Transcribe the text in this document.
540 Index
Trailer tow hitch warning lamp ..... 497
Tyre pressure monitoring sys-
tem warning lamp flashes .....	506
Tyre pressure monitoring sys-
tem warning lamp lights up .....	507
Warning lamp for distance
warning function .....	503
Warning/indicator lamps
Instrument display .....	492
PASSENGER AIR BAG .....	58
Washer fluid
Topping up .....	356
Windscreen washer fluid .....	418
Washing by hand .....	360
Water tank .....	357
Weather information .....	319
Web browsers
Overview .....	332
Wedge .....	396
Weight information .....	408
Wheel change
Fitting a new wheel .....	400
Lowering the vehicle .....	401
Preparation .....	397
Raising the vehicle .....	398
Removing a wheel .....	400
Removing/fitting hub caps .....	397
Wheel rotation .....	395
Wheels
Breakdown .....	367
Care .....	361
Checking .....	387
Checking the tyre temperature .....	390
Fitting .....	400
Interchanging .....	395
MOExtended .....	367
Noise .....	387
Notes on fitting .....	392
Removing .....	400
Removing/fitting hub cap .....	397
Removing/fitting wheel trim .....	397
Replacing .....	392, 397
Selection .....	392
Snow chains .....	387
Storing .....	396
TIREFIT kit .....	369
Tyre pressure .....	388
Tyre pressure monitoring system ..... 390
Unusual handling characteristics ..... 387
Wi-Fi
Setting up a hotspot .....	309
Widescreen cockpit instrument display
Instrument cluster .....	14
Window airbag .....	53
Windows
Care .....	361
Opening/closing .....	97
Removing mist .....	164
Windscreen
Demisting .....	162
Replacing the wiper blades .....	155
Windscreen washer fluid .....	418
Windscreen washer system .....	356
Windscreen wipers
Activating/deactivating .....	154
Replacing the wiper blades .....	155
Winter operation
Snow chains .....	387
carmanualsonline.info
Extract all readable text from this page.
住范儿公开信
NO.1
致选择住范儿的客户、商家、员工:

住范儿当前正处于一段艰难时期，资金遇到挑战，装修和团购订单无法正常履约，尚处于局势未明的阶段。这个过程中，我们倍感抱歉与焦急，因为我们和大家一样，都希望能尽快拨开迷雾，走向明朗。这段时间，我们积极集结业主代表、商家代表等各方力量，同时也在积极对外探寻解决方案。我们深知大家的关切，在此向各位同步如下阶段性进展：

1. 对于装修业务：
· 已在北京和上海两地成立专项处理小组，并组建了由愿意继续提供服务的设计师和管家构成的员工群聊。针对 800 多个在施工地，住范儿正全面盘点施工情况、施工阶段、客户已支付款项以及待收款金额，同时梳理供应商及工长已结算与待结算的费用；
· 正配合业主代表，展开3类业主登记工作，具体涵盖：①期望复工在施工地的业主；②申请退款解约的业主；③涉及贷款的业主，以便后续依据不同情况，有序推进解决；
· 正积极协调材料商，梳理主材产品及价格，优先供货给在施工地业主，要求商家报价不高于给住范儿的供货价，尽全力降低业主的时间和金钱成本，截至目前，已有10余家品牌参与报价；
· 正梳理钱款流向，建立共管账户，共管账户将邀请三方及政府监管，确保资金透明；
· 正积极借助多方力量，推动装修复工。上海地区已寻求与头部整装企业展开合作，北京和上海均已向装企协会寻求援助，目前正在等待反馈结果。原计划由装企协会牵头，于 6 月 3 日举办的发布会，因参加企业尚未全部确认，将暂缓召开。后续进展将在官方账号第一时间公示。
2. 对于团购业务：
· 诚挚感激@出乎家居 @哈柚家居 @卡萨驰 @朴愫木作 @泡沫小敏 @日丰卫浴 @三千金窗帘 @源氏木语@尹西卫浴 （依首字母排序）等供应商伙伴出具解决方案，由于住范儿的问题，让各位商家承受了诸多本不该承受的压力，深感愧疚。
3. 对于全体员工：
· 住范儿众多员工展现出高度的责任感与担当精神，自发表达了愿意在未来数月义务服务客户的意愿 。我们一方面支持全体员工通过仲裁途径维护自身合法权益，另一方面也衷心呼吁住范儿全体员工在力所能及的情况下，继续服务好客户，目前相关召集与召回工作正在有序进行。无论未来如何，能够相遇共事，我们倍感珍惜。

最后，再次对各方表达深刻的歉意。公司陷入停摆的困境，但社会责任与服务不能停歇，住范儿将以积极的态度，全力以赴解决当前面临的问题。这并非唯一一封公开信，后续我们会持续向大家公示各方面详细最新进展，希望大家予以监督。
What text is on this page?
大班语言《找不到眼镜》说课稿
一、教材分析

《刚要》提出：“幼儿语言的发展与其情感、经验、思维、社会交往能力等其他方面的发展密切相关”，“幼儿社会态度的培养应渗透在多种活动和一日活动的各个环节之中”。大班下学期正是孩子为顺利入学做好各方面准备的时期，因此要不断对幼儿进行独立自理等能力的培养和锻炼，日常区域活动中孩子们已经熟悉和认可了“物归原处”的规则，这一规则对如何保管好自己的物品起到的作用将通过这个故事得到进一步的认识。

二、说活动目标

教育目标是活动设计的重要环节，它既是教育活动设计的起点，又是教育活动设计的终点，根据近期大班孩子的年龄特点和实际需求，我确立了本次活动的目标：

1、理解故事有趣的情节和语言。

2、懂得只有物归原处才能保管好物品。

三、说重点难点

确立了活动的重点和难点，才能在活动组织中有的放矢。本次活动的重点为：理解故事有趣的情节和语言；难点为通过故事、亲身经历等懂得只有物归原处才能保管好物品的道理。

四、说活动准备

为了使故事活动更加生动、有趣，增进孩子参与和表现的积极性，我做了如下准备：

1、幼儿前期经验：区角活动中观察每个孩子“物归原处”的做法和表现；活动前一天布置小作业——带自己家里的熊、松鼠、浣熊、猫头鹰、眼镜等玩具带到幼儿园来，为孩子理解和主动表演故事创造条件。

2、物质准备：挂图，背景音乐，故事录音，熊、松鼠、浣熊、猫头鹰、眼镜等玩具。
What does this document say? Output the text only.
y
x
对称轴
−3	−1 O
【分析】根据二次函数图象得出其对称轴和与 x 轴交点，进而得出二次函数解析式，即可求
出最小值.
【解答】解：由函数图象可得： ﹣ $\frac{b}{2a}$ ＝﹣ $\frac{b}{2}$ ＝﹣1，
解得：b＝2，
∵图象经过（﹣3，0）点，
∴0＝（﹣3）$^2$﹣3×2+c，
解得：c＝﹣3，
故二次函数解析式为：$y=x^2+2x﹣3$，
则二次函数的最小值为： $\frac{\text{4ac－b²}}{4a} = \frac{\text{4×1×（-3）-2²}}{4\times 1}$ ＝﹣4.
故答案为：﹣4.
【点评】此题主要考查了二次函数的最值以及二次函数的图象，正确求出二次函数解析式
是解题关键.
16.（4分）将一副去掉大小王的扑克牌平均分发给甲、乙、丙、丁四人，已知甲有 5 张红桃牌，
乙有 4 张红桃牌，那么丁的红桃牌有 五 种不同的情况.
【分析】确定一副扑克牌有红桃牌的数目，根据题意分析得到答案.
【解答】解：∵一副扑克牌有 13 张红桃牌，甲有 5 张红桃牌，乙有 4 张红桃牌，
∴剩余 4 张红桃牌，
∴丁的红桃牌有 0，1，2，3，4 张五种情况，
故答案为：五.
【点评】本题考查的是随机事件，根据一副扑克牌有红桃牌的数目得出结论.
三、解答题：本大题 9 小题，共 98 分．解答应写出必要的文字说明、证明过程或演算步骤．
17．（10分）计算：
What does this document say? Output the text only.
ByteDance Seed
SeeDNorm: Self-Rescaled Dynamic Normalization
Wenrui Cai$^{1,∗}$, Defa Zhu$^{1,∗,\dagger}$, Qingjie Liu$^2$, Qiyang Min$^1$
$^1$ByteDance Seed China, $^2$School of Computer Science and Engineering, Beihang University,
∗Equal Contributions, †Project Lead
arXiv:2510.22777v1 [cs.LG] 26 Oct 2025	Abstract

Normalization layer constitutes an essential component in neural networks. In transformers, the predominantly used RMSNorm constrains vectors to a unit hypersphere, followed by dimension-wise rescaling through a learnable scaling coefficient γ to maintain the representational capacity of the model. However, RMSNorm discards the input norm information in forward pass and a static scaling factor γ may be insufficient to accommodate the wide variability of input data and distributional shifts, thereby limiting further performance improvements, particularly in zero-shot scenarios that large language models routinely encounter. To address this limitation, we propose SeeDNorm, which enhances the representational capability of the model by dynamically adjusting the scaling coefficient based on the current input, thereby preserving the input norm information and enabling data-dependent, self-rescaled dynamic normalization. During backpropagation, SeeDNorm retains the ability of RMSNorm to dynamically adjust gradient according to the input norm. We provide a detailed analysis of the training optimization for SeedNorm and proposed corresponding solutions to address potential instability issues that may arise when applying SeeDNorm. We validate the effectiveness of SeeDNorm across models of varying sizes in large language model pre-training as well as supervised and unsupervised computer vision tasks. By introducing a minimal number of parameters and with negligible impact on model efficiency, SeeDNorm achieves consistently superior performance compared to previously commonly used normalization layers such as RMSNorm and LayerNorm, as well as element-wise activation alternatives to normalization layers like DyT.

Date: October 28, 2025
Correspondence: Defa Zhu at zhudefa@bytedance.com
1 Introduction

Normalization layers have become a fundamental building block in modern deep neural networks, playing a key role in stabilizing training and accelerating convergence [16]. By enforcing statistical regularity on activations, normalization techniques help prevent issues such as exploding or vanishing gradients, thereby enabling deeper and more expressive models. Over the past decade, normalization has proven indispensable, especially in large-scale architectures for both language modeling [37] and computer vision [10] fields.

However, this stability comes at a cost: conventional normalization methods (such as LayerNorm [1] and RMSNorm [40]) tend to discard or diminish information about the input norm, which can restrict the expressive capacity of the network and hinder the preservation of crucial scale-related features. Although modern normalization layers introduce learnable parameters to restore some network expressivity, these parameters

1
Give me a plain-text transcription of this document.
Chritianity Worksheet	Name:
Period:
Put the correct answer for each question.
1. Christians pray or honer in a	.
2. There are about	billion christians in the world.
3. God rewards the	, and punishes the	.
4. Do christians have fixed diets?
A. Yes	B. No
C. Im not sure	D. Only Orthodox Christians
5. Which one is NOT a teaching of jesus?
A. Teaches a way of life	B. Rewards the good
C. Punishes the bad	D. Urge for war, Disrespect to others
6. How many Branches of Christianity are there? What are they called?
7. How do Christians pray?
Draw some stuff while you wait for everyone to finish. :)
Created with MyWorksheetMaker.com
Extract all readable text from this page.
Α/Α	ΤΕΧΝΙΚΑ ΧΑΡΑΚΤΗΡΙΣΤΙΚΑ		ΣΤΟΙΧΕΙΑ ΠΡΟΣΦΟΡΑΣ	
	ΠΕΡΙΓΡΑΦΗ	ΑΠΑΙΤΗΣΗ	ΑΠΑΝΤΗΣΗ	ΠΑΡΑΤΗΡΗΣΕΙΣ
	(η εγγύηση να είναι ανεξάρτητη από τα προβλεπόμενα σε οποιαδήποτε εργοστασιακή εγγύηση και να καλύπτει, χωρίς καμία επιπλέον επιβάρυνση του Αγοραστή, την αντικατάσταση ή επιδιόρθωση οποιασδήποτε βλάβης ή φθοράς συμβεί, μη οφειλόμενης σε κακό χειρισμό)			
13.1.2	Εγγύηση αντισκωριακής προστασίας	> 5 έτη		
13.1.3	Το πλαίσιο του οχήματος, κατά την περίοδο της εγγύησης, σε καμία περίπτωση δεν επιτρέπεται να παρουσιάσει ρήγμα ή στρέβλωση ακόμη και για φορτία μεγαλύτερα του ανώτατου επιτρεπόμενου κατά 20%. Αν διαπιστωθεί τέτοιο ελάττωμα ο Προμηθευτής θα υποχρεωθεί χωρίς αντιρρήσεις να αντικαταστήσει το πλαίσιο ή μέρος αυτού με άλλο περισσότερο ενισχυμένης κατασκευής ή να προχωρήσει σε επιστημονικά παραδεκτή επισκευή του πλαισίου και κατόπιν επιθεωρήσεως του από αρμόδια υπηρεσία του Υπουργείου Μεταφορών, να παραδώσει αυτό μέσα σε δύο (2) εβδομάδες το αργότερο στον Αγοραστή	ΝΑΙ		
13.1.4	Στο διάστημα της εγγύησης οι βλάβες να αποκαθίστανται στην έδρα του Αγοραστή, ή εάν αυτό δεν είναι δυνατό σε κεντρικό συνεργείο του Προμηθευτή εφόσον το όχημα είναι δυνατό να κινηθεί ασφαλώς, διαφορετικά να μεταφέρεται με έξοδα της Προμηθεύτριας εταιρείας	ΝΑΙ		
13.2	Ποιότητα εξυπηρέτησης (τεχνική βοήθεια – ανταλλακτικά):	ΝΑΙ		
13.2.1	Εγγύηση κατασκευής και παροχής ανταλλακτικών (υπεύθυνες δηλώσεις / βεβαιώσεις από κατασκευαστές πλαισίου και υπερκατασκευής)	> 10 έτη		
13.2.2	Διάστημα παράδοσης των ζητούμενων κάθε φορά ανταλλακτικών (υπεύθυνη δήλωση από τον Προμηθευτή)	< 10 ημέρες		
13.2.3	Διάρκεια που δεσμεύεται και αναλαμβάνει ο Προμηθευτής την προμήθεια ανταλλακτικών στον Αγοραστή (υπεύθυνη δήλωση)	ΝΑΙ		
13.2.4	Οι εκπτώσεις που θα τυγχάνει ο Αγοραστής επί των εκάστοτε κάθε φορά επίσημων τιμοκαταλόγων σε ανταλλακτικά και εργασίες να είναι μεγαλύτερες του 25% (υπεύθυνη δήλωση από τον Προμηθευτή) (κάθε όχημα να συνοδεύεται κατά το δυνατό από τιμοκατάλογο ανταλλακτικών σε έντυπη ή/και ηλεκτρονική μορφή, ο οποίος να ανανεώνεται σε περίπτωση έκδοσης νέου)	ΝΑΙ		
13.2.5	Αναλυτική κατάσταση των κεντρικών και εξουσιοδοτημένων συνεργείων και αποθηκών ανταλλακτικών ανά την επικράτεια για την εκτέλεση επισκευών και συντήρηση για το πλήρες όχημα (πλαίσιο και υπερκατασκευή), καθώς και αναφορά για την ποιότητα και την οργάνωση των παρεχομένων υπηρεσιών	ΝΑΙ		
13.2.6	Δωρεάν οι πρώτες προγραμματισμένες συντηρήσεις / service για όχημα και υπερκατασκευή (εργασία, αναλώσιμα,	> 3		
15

PROBLEM DESCRIPTION | State how many lines of the listing above hold the word "What", with nothing but the number.

WORKED ANSWER | 4